EXERCISE | Collect every line of the records below that contains the word "name".

RECORD SET |
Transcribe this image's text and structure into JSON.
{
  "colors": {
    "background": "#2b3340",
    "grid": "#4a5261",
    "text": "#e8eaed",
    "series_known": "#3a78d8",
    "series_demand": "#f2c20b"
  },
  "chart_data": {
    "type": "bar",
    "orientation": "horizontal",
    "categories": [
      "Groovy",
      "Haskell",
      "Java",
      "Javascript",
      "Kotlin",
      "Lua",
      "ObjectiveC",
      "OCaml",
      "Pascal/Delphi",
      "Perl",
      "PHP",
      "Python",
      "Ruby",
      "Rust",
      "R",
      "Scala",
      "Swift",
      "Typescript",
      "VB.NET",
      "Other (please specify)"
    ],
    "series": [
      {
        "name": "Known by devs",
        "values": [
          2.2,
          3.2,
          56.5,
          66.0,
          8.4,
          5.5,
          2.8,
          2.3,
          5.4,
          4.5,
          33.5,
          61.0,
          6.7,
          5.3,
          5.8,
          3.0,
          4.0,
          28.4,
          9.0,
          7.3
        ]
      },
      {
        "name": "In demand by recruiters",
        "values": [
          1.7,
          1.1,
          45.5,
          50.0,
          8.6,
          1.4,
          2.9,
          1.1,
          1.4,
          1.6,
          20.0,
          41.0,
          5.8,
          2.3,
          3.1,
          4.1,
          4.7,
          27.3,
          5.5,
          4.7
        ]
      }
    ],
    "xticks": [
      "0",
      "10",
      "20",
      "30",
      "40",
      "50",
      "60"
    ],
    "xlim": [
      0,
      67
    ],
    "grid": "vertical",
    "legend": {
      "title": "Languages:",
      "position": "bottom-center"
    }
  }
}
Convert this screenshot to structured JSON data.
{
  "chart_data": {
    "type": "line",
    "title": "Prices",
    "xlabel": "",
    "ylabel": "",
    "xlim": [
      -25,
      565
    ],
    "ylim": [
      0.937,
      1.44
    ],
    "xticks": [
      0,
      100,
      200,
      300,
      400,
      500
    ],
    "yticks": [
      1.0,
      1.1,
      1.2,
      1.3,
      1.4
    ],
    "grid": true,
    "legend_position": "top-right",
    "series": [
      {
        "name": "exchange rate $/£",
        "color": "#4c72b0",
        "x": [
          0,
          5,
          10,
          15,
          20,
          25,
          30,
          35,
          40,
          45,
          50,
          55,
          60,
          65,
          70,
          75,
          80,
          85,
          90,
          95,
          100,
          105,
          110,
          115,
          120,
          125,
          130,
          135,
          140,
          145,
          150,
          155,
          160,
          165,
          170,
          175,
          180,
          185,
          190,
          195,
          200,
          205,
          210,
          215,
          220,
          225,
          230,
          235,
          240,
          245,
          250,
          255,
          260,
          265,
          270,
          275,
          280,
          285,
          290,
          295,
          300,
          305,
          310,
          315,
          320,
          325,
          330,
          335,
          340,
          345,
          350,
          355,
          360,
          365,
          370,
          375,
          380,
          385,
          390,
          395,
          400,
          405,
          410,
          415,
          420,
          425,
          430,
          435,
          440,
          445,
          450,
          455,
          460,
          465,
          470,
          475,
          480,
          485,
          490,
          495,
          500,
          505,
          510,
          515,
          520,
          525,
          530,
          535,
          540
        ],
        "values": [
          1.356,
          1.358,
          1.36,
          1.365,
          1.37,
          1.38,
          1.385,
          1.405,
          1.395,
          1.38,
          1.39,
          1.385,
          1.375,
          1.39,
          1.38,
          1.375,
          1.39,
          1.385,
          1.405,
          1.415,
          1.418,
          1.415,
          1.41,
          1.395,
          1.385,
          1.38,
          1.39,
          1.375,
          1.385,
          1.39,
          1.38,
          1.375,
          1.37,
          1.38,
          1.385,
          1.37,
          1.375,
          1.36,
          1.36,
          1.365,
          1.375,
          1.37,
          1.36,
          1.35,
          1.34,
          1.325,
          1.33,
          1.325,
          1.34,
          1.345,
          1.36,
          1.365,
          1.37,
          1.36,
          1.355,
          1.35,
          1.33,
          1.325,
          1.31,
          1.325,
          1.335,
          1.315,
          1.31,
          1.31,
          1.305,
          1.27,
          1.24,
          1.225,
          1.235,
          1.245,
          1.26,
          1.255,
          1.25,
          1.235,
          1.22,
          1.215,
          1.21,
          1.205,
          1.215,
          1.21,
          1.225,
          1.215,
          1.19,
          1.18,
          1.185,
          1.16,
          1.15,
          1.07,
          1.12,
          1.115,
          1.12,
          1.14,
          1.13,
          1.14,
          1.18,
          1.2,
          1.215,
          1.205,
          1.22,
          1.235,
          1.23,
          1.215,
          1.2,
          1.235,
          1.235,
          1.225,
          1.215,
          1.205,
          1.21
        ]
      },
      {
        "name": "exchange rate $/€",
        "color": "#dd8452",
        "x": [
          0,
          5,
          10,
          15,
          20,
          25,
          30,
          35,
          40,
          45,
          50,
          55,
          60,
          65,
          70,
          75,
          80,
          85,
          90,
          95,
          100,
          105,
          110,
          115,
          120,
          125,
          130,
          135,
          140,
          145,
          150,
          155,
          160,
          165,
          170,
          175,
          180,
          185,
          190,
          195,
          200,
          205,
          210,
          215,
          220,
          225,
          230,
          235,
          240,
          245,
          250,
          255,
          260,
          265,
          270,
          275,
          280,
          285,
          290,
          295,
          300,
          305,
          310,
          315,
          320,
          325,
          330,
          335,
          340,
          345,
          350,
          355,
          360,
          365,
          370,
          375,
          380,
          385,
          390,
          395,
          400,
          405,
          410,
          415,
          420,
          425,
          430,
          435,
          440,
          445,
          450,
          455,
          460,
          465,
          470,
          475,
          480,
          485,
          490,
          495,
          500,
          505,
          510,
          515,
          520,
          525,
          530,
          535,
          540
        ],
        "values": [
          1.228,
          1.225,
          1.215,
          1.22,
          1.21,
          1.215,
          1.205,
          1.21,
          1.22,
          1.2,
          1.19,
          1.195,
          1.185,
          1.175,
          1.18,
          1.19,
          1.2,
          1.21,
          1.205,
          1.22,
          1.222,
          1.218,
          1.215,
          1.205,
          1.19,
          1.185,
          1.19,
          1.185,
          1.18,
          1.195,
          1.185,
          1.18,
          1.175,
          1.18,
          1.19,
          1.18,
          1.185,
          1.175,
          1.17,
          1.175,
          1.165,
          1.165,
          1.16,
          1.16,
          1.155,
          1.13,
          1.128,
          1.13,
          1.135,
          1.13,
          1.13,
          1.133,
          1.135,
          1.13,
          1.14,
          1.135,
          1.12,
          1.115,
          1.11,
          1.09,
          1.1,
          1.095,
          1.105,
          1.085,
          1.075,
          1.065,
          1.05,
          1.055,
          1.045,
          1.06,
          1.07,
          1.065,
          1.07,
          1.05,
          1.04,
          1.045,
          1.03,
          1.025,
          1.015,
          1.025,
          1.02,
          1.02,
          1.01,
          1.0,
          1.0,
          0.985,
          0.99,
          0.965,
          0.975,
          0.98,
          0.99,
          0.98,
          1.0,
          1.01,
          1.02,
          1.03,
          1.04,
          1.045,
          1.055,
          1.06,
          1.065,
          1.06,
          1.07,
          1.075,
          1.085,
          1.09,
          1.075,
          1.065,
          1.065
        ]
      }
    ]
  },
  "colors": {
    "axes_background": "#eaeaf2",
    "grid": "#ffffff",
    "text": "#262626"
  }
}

THE REPLY |
        "name": "Known by devs",
        "name": "In demand by recruiters",
        "name": "exchange rate $/£",
        "name": "exchange rate $/€",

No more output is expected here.